- [Exercise description]: How many lines of the records hold the string "effect"? Reply with the number alone.

____

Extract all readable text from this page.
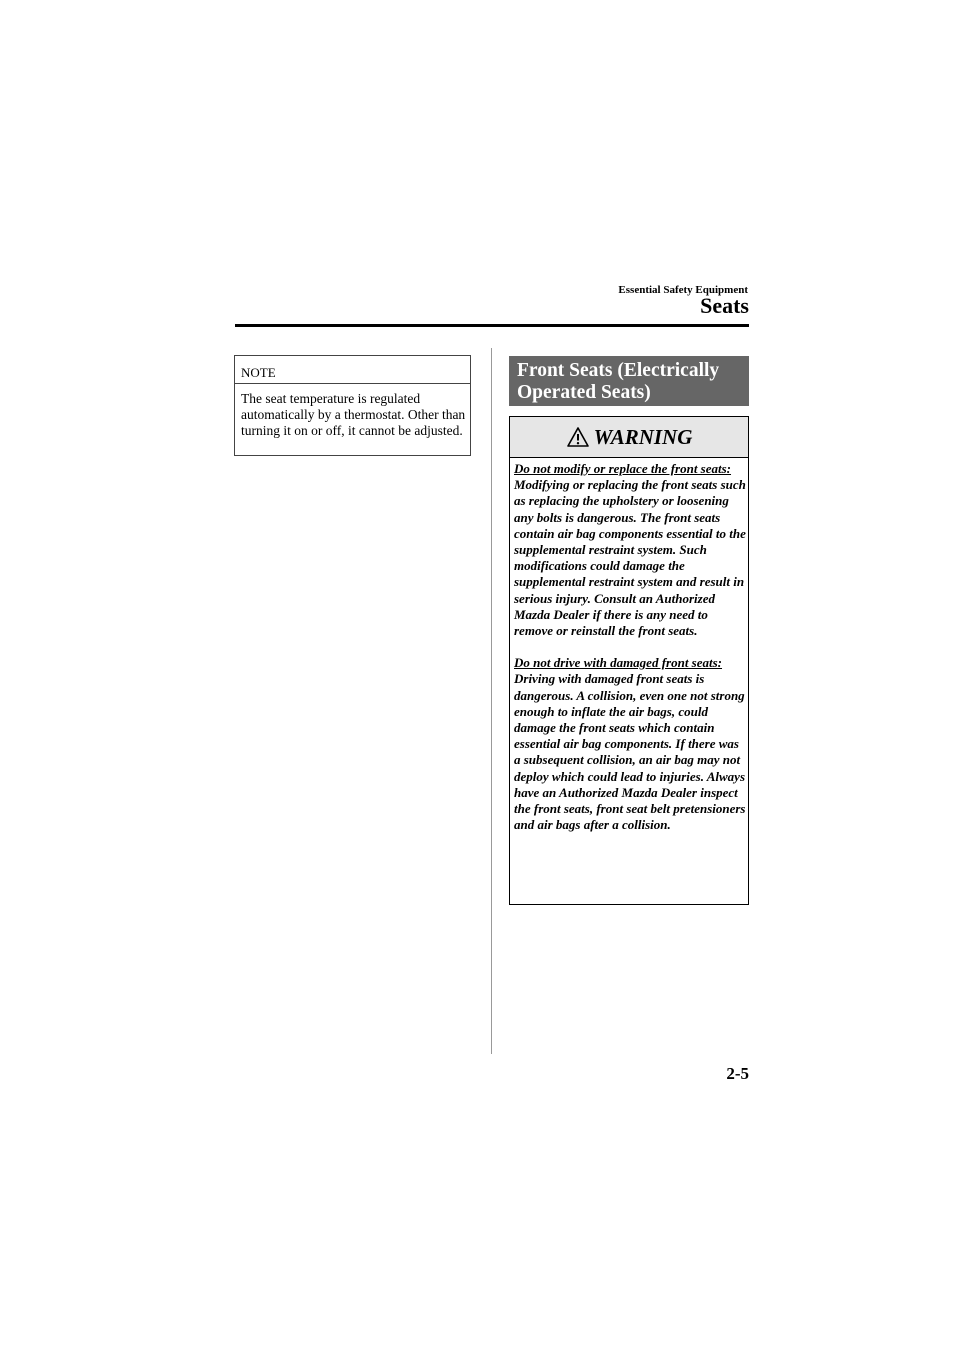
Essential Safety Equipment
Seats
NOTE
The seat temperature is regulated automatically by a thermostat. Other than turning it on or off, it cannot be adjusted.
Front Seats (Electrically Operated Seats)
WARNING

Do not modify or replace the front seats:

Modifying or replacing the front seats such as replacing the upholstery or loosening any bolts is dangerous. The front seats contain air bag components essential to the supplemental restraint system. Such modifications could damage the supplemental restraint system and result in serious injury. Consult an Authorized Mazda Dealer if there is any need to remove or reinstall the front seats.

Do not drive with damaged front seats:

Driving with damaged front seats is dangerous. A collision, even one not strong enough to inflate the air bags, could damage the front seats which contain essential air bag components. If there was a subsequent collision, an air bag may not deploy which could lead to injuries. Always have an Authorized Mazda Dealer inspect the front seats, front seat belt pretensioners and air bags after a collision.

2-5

____

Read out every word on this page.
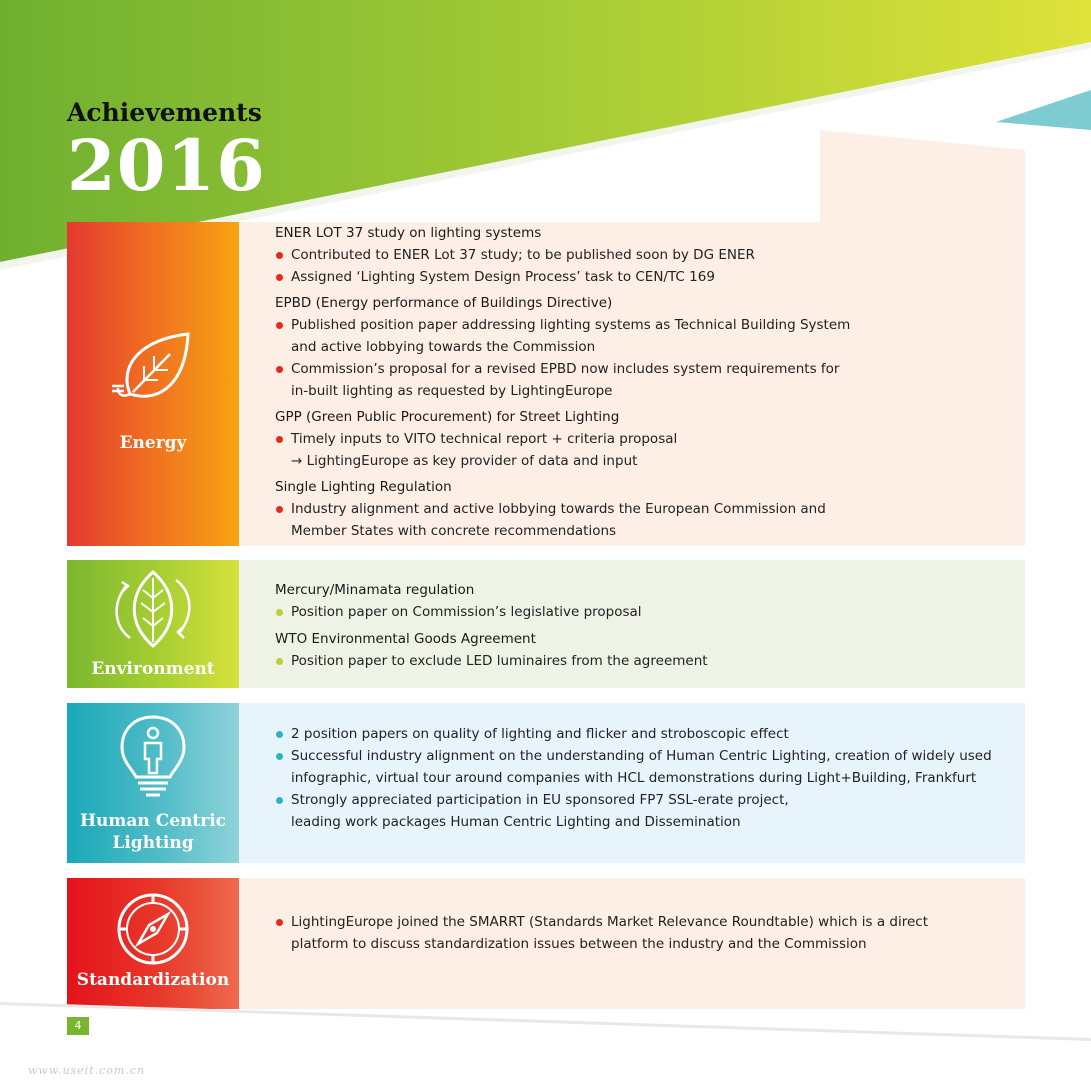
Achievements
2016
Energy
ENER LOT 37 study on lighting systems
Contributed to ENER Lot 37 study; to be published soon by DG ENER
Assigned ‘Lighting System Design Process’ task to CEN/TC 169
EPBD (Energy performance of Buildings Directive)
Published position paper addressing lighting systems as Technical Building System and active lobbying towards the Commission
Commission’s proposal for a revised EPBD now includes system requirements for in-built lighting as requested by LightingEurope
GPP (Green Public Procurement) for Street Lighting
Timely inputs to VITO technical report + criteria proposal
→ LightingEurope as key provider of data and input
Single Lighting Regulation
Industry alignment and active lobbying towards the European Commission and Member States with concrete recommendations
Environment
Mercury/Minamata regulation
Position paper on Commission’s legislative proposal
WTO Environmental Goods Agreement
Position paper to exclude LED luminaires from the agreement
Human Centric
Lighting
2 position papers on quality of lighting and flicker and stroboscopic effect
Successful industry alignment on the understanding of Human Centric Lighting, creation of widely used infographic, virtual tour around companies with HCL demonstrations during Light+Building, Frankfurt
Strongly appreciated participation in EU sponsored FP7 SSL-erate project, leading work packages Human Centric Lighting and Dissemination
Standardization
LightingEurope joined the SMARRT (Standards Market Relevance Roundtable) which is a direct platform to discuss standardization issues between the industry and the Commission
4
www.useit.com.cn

____

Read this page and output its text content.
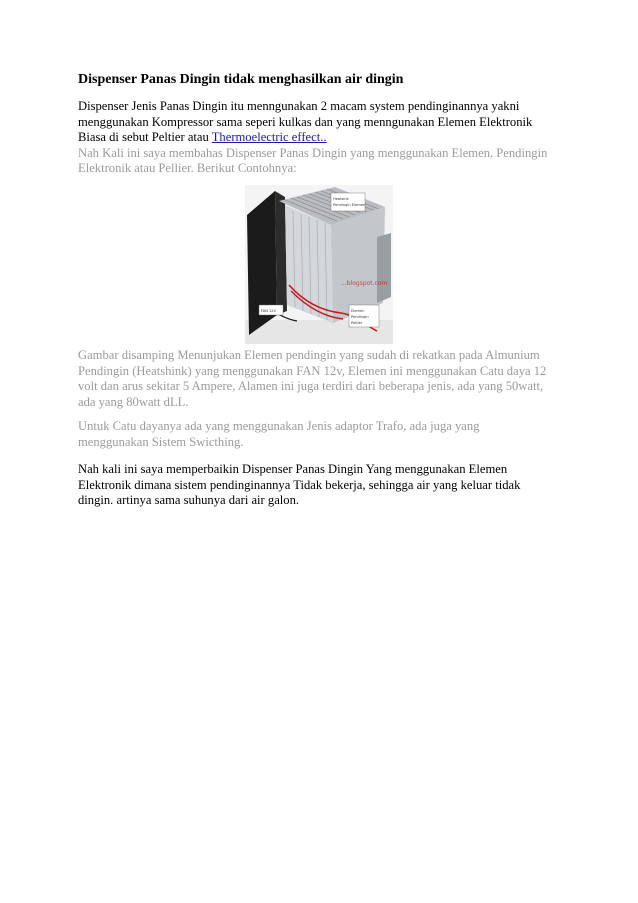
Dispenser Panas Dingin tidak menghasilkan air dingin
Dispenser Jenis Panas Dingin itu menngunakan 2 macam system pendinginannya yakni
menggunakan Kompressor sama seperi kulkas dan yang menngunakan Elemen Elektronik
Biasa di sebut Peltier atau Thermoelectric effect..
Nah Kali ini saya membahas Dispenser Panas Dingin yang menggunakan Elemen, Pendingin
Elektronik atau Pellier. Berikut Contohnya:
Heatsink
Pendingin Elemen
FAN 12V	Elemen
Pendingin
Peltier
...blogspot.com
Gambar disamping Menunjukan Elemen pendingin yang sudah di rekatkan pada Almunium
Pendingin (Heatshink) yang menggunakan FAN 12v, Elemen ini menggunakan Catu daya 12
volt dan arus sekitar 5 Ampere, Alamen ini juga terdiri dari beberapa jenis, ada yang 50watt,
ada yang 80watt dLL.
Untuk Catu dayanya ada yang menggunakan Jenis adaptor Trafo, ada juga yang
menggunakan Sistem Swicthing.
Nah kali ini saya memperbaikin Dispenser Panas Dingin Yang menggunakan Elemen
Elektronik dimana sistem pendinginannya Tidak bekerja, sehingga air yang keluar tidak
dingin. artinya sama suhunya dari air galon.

____

- [Expected output]: 2